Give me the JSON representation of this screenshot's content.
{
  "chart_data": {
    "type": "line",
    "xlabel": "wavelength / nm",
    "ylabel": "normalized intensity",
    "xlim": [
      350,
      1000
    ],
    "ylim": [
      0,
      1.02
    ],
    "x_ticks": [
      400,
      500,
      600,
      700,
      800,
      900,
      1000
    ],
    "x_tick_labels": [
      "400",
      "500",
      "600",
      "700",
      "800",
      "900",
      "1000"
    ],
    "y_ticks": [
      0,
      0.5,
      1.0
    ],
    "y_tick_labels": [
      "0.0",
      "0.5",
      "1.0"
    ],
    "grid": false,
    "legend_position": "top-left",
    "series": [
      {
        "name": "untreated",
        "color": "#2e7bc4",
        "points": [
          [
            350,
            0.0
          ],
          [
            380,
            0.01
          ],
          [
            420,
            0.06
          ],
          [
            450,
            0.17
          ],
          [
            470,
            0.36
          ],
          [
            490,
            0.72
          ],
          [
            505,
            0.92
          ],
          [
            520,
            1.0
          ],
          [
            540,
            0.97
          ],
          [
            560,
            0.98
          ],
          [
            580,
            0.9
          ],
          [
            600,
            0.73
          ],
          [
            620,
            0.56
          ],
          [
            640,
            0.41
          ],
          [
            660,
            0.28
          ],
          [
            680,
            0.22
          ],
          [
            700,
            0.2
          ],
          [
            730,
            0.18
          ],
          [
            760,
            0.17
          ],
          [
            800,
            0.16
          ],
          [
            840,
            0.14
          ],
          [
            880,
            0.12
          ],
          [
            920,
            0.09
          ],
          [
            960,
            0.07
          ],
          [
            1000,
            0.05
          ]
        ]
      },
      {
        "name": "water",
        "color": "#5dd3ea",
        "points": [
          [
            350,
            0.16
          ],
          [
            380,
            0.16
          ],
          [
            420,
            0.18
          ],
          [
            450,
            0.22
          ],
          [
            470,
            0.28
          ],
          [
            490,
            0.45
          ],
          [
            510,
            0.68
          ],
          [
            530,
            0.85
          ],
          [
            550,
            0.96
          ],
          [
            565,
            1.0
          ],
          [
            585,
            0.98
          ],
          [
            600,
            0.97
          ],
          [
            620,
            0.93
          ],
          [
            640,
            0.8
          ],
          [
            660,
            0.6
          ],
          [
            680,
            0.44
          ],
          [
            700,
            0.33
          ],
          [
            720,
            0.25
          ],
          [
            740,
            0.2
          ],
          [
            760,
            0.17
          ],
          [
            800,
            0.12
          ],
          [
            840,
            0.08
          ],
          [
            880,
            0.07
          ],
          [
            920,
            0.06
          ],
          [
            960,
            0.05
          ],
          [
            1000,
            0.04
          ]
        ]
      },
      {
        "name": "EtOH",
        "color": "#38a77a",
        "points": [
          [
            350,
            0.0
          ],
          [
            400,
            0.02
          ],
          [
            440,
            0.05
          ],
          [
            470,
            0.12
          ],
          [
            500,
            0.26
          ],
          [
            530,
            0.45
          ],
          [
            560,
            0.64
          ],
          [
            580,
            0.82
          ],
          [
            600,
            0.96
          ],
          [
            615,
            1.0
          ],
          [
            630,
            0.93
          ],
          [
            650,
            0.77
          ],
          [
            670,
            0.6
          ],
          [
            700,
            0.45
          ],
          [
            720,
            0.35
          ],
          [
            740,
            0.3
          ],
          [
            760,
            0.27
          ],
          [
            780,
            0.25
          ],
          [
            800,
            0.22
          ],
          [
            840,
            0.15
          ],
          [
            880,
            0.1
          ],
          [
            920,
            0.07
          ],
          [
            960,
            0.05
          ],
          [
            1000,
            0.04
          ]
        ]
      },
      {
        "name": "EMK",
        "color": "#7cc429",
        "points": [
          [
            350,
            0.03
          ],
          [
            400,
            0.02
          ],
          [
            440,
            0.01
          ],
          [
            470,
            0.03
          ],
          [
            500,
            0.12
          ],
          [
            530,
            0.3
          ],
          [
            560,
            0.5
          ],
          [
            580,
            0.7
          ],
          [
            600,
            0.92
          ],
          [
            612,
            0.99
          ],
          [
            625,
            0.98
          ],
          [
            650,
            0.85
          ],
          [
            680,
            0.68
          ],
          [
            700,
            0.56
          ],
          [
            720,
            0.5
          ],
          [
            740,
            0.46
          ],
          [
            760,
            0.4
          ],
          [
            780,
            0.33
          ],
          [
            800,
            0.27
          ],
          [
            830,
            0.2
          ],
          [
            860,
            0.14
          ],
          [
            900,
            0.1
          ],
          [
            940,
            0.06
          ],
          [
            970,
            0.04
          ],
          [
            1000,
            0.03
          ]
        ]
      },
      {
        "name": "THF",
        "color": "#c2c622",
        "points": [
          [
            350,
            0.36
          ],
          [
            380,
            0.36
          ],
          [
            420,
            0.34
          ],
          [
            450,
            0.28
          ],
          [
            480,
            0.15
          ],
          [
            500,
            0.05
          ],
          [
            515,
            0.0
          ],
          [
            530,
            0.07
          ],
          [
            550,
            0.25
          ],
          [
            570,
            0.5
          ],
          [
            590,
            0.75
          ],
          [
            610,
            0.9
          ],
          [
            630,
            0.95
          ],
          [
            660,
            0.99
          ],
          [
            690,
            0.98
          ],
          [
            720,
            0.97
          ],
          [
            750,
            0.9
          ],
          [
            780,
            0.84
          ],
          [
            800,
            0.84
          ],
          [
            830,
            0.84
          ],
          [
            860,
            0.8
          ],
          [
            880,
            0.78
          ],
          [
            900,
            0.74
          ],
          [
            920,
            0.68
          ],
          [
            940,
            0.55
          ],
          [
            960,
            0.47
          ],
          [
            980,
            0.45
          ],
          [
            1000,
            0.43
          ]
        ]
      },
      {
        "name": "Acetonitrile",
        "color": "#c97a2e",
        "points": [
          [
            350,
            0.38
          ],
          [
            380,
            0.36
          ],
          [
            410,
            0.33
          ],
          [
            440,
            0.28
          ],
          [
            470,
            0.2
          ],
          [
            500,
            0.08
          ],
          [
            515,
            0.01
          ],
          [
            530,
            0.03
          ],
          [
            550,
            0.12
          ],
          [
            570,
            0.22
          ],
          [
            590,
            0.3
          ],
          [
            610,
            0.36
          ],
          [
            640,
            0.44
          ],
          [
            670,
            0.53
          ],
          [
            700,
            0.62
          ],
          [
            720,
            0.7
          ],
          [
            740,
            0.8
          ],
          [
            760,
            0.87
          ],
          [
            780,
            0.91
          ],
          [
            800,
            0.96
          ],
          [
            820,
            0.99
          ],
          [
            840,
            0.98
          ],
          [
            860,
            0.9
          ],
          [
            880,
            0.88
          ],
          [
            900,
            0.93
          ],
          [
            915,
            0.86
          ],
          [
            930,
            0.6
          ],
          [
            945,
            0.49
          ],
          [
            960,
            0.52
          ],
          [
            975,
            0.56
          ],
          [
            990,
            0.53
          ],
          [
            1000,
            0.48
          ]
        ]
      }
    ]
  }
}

Aim of the exercise >> Transcribe each entry precisely, missing none.

Response to the exercise >>
Give me the JSON representation of this screenshot's content.
{
  "chart_data": {
    "type": "line",
    "xlabel": "wavelength / nm",
    "ylabel": "normalized intensity",
    "xlim": [
      350,
      1000
    ],
    "ylim": [
      0,
      1.02
    ],
    "x_ticks": [
      400,
      500,
      600,
      700,
      800,
      900,
      1000
    ],
    "x_tick_labels": [
      "400",
      "500",
      "600",
      "700",
      "800",
      "900",
      "1000"
    ],
    "y_ticks": [
      0,
      0.5,
      1.0
    ],
    "y_tick_labels": [
      "0.0",
      "0.5",
      "1.0"
    ],
    "grid": false,
    "legend_position": "top-left",
    "series": [
      {
        "name": "untreated",
        "color": "#2e7bc4",
        "points": [
          [
            350,
            0.0
          ],
          [
            380,
            0.01
          ],
          [
            420,
            0.06
          ],
          [
            450,
            0.17
          ],
          [
            470,
            0.36
          ],
          [
            490,
            0.72
          ],
          [
            505,
            0.92
          ],
          [
            520,
            1.0
          ],
          [
            540,
            0.97
          ],
          [
            560,
            0.98
          ],
          [
            580,
            0.9
          ],
          [
            600,
            0.73
          ],
          [
            620,
            0.56
          ],
          [
            640,
            0.41
          ],
          [
            660,
            0.28
          ],
          [
            680,
            0.22
          ],
          [
            700,
            0.2
          ],
          [
            730,
            0.18
          ],
          [
            760,
            0.17
          ],
          [
            800,
            0.16
          ],
          [
            840,
            0.14
          ],
          [
            880,
            0.12
          ],
          [
            920,
            0.09
          ],
          [
            960,
            0.07
          ],
          [
            1000,
            0.05
          ]
        ]
      },
      {
        "name": "water",
        "color": "#5dd3ea",
        "points": [
          [
            350,
            0.16
          ],
          [
            380,
            0.16
          ],
          [
            420,
            0.18
          ],
          [
            450,
            0.22
          ],
          [
            470,
            0.28
          ],
          [
            490,
            0.45
          ],
          [
            510,
            0.68
          ],
          [
            530,
            0.85
          ],
          [
            550,
            0.96
          ],
          [
            565,
            1.0
          ],
          [
            585,
            0.98
          ],
          [
            600,
            0.97
          ],
          [
            620,
            0.93
          ],
          [
            640,
            0.8
          ],
          [
            660,
            0.6
          ],
          [
            680,
            0.44
          ],
          [
            700,
            0.33
          ],
          [
            720,
            0.25
          ],
          [
            740,
            0.2
          ],
          [
            760,
            0.17
          ],
          [
            800,
            0.12
          ],
          [
            840,
            0.08
          ],
          [
            880,
            0.07
          ],
          [
            920,
            0.06
          ],
          [
            960,
            0.05
          ],
          [
            1000,
            0.04
          ]
        ]
      },
      {
        "name": "EtOH",
        "color": "#38a77a",
        "points": [
          [
            350,
            0.0
          ],
          [
            400,
            0.02
          ],
          [
            440,
            0.05
          ],
          [
            470,
            0.12
          ],
          [
            500,
            0.26
          ],
          [
            530,
            0.45
          ],
          [
            560,
            0.64
          ],
          [
            580,
            0.82
          ],
          [
            600,
            0.96
          ],
          [
            615,
            1.0
          ],
          [
            630,
            0.93
          ],
          [
            650,
            0.77
          ],
          [
            670,
            0.6
          ],
          [
            700,
            0.45
          ],
          [
            720,
            0.35
          ],
          [
            740,
            0.3
          ],
          [
            760,
            0.27
          ],
          [
            780,
            0.25
          ],
          [
            800,
            0.22
          ],
          [
            840,
            0.15
          ],
          [
            880,
            0.1
          ],
          [
            920,
            0.07
          ],
          [
            960,
            0.05
          ],
          [
            1000,
            0.04
          ]
        ]
      },
      {
        "name": "EMK",
        "color": "#7cc429",
        "points": [
          [
            350,
            0.03
          ],
          [
            400,
            0.02
          ],
          [
            440,
            0.01
          ],
          [
            470,
            0.03
          ],
          [
            500,
            0.12
          ],
          [
            530,
            0.3
          ],
          [
            560,
            0.5
          ],
          [
            580,
            0.7
          ],
          [
            600,
            0.92
          ],
          [
            612,
            0.99
          ],
          [
            625,
            0.98
          ],
          [
            650,
            0.85
          ],
          [
            680,
            0.68
          ],
          [
            700,
            0.56
          ],
          [
            720,
            0.5
          ],
          [
            740,
            0.46
          ],
          [
            760,
            0.4
          ],
          [
            780,
            0.33
          ],
          [
            800,
            0.27
          ],
          [
            830,
            0.2
          ],
          [
            860,
            0.14
          ],
          [
            900,
            0.1
          ],
          [
            940,
            0.06
          ],
          [
            970,
            0.04
          ],
          [
            1000,
            0.03
          ]
        ]
      },
      {
        "name": "THF",
        "color": "#c2c622",
        "points": [
          [
            350,
            0.36
          ],
          [
            380,
            0.36
          ],
          [
            420,
            0.34
          ],
          [
            450,
            0.28
          ],
          [
            480,
            0.15
          ],
          [
            500,
            0.05
          ],
          [
            515,
            0.0
          ],
          [
            530,
            0.07
          ],
          [
            550,
            0.25
          ],
          [
            570,
            0.5
          ],
          [
            590,
            0.75
          ],
          [
            610,
            0.9
          ],
          [
            630,
            0.95
          ],
          [
            660,
            0.99
          ],
          [
            690,
            0.98
          ],
          [
            720,
            0.97
          ],
          [
            750,
            0.9
          ],
          [
            780,
            0.84
          ],
          [
            800,
            0.84
          ],
          [
            830,
            0.84
          ],
          [
            860,
            0.8
          ],
          [
            880,
            0.78
          ],
          [
            900,
            0.74
          ],
          [
            920,
            0.68
          ],
          [
            940,
            0.55
          ],
          [
            960,
            0.47
          ],
          [
            980,
            0.45
          ],
          [
            1000,
            0.43
          ]
        ]
      },
      {
        "name": "Acetonitrile",
        "color": "#c97a2e",
        "points": [
          [
            350,
            0.38
          ],
          [
            380,
            0.36
          ],
          [
            410,
            0.33
          ],
          [
            440,
            0.28
          ],
          [
            470,
            0.2
          ],
          [
            500,
            0.08
          ],
          [
            515,
            0.01
          ],
          [
            530,
            0.03
          ],
          [
            550,
            0.12
          ],
          [
            570,
            0.22
          ],
          [
            590,
            0.3
          ],
          [
            610,
            0.36
          ],
          [
            640,
            0.44
          ],
          [
            670,
            0.53
          ],
          [
            700,
            0.62
          ],
          [
            720,
            0.7
          ],
          [
            740,
            0.8
          ],
          [
            760,
            0.87
          ],
          [
            780,
            0.91
          ],
          [
            800,
            0.96
          ],
          [
            820,
            0.99
          ],
          [
            840,
            0.98
          ],
          [
            860,
            0.9
          ],
          [
            880,
            0.88
          ],
          [
            900,
            0.93
          ],
          [
            915,
            0.86
          ],
          [
            930,
            0.6
          ],
          [
            945,
            0.49
          ],
          [
            960,
            0.52
          ],
          [
            975,
            0.56
          ],
          [
            990,
            0.53
          ],
          [
            1000,
            0.48
          ]
        ]
      }
    ]
  }
}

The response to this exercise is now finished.